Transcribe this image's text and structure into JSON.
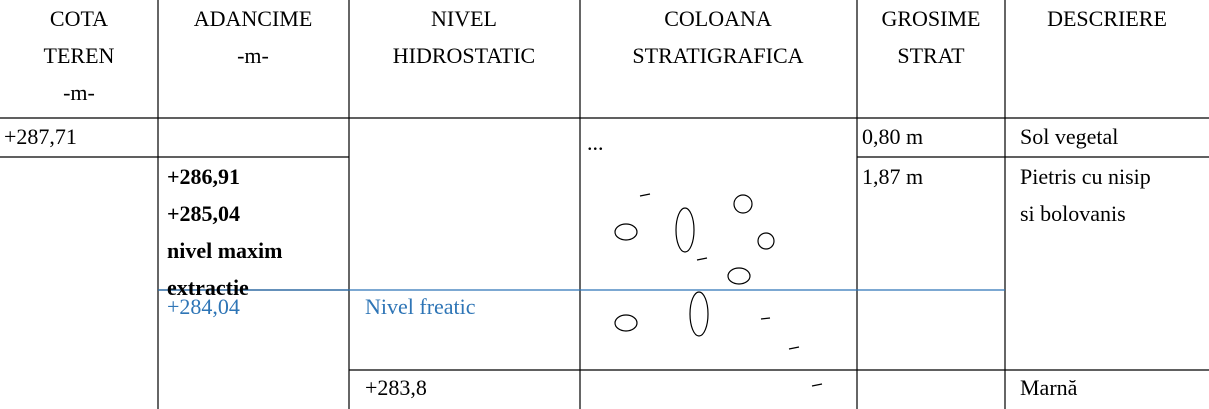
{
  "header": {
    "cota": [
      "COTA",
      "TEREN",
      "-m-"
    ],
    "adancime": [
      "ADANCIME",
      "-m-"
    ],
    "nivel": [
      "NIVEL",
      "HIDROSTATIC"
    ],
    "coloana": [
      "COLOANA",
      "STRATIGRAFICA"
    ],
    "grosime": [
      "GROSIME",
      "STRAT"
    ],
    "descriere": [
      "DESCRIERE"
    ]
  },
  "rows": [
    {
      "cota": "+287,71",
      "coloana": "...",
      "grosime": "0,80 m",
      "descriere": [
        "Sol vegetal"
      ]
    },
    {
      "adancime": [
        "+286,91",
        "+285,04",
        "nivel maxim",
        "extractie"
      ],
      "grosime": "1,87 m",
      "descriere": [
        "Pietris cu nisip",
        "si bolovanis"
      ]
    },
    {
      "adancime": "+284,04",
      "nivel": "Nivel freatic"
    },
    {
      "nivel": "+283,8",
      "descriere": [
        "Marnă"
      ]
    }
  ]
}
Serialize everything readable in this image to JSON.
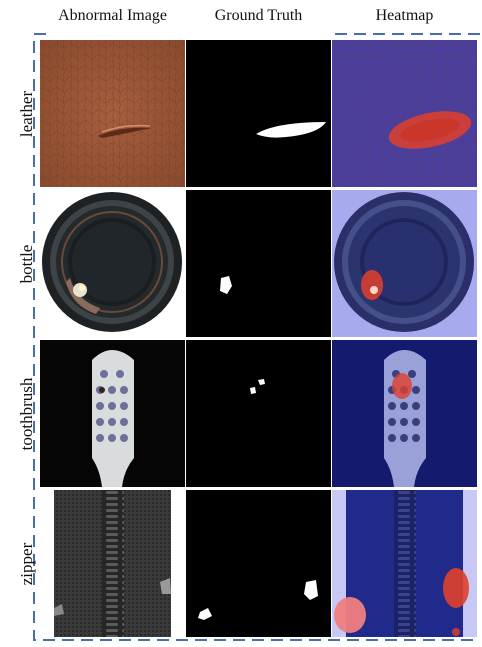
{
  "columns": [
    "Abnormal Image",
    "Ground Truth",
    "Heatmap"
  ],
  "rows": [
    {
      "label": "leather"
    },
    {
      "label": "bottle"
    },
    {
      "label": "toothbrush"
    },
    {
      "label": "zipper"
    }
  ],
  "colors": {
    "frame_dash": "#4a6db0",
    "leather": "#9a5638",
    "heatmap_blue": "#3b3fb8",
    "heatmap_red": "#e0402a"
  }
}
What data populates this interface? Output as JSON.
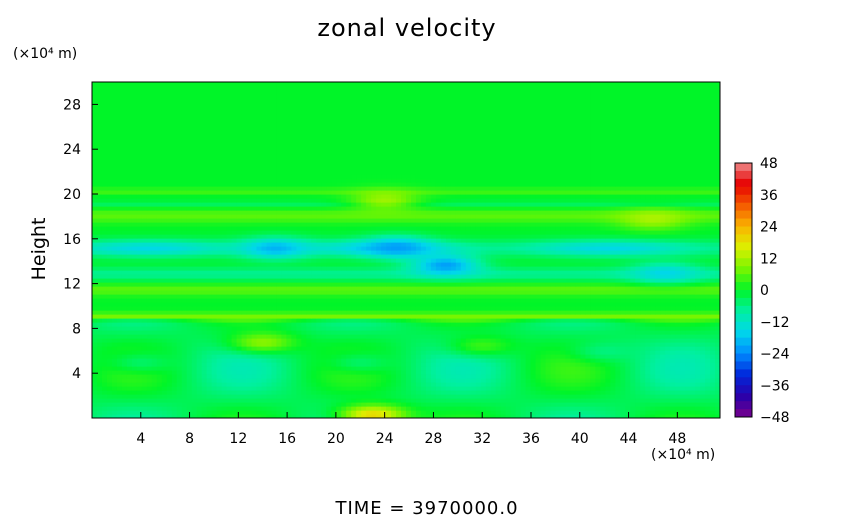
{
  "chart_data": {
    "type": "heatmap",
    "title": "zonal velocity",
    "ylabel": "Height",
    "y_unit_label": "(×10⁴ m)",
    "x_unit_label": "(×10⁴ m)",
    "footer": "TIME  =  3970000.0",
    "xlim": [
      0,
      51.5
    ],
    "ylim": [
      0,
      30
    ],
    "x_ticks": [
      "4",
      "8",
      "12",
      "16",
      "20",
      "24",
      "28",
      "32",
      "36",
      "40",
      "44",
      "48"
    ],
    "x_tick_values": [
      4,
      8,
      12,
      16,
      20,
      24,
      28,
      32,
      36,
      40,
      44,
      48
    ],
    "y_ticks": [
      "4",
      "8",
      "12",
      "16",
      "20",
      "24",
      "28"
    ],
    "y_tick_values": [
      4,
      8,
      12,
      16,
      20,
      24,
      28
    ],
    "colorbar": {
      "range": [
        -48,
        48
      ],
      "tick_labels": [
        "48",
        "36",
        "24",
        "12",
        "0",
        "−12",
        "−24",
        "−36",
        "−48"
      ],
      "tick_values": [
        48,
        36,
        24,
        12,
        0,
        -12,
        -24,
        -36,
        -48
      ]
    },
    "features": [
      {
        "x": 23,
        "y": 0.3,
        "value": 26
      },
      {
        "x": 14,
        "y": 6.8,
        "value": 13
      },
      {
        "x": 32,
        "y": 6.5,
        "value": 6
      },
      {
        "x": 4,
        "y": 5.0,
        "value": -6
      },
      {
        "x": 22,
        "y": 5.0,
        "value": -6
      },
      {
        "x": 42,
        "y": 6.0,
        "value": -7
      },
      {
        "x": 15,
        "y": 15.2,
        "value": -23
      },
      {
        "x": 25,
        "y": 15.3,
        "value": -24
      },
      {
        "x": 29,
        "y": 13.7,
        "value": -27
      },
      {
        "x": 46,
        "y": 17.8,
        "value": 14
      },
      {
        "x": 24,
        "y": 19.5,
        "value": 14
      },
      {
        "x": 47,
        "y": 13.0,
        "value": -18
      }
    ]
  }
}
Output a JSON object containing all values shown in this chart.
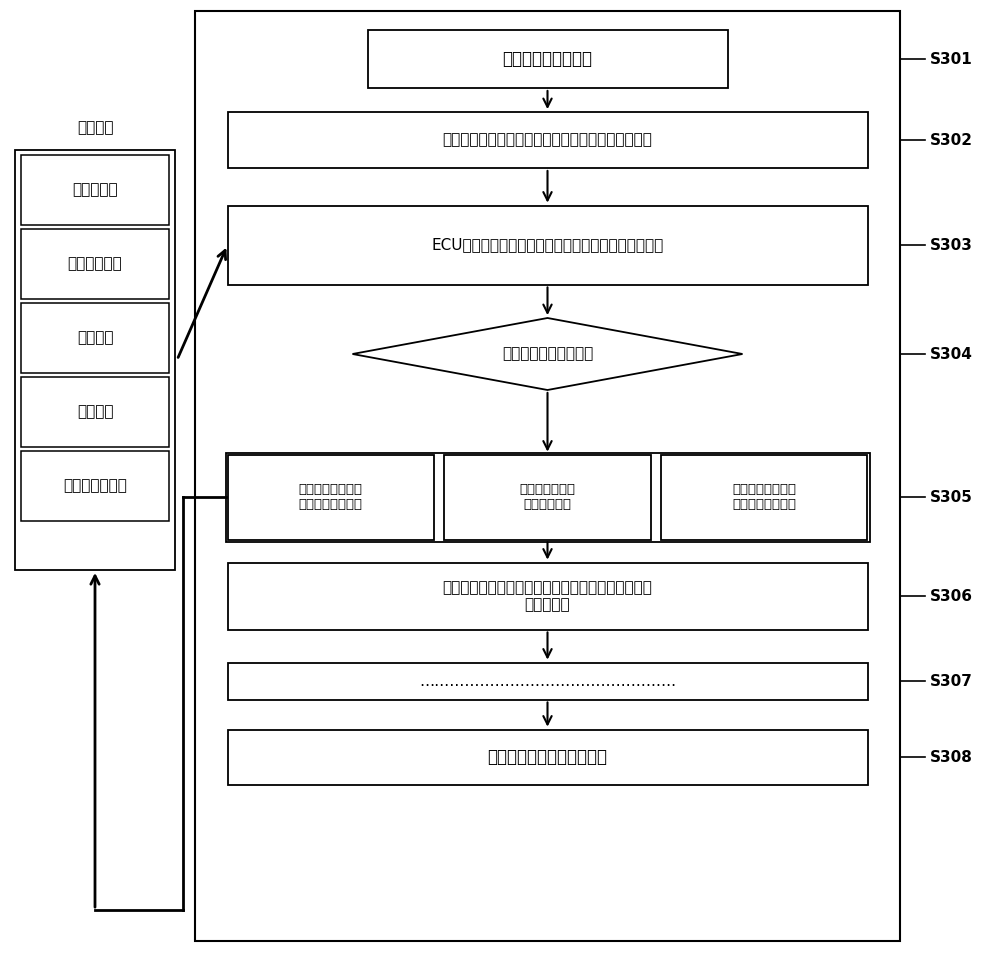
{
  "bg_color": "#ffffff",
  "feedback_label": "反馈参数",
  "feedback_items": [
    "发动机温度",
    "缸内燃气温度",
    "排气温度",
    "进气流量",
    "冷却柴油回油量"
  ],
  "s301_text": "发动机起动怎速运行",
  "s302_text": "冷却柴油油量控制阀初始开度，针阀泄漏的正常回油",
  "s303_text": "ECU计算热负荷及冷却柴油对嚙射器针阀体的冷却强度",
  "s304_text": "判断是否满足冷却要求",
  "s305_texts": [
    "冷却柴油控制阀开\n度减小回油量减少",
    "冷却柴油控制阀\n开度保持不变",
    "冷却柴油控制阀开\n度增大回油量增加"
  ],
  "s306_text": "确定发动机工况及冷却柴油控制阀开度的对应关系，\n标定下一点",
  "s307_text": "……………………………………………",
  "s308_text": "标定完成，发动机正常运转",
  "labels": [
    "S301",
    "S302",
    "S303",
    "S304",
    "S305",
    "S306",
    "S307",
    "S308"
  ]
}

------------------------------------------------------------------------

▶ **Written instruction**:
Copy all the lines above that hold the string "JSON".

▶ **Result of the exercise**:
Transcribe this image's text and structure into JSON.
Serialize everything readable in this image to JSON.
What data populates this interface? Output as JSON.
Output a JSON object containing all values shown in this chart.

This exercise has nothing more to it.